— begin —

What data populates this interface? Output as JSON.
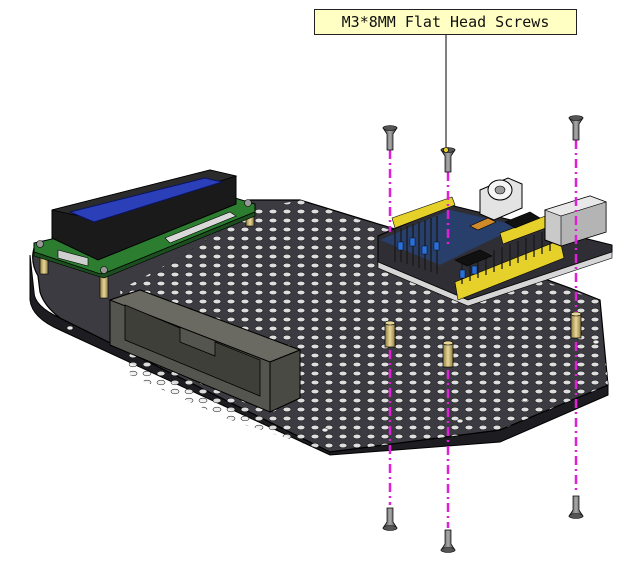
{
  "callout": {
    "text": "M3*8MM Flat Head Screws"
  },
  "colors": {
    "plate": "#3a3a3f",
    "plate_dark": "#232327",
    "hole": "#f2f2f2",
    "lcd_screen": "#2a3fb8",
    "pcb_green": "#2f8a2f",
    "pcb_blue": "#1f4fa0",
    "header_yellow": "#e6d12a",
    "guide_line": "#e020d8",
    "standoff_brass": "#c9b470",
    "callout_fill": "#ffffc4"
  },
  "icons": [
    "screw-icon",
    "standoff-icon",
    "lcd-module",
    "controller-board",
    "battery-holder"
  ]
}
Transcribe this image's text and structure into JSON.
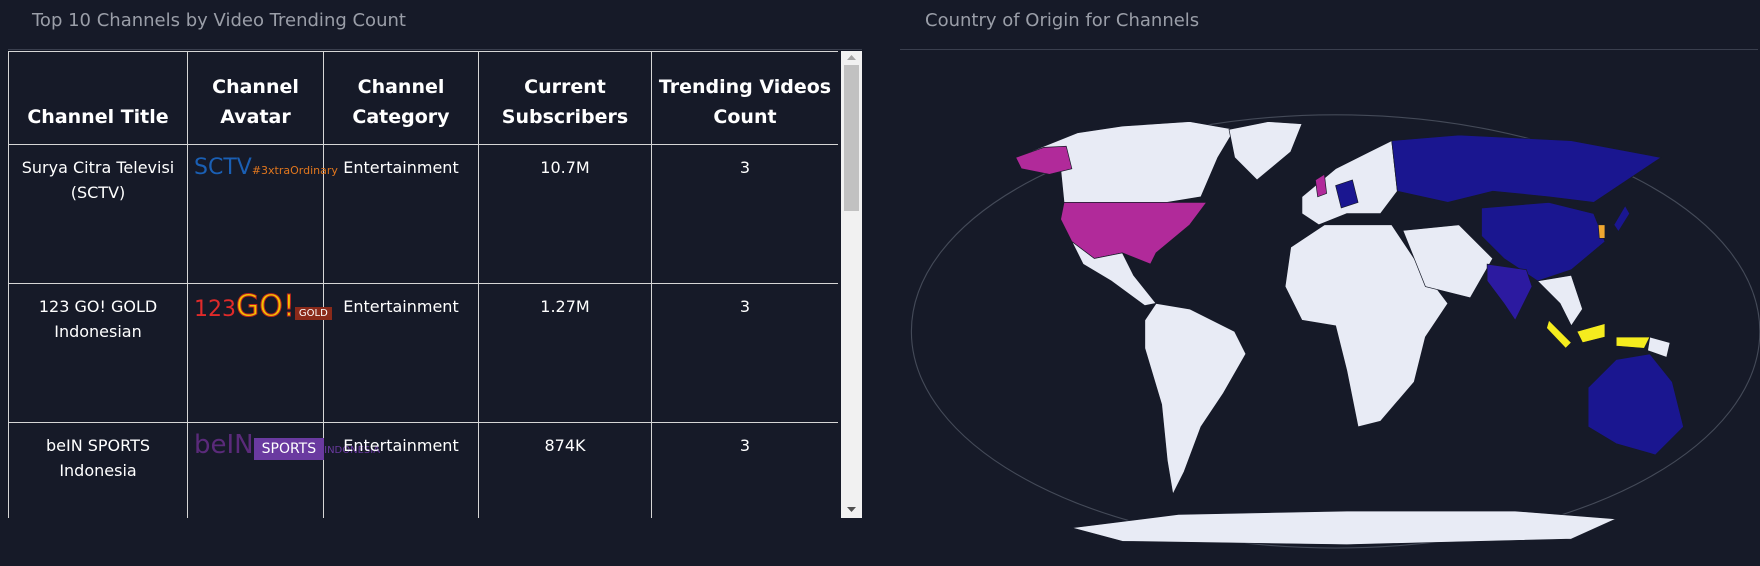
{
  "table_panel": {
    "title": "Top 10 Channels by Video Trending Count",
    "headers": [
      "Channel Title",
      "Channel Avatar",
      "Channel Category",
      "Current Subscribers",
      "Trending Videos Count"
    ],
    "rows": [
      {
        "title": "Surya Citra Televisi (SCTV)",
        "avatar": [
          "SCTV",
          "#3xtraOrdinary"
        ],
        "category": "Entertainment",
        "subscribers": "10.7M",
        "count": 3
      },
      {
        "title": "123 GO! GOLD Indonesian",
        "avatar": [
          "123",
          "GO!",
          "GOLD"
        ],
        "category": "Entertainment",
        "subscribers": "1.27M",
        "count": 3
      },
      {
        "title": "beIN SPORTS Indonesia",
        "avatar": [
          "beIN",
          "SPORTS",
          "INDONESIA"
        ],
        "category": "Entertainment",
        "subscribers": "874K",
        "count": 3
      }
    ]
  },
  "map_panel": {
    "title": "Country of Origin for Channels"
  }
}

— end —

(Set exercise)
Where a line of the records above holds the word "Channels", copy that line.

(Output below)
    "title": "Top 10 Channels by Video Trending Count",
    "title": "Country of Origin for Channels"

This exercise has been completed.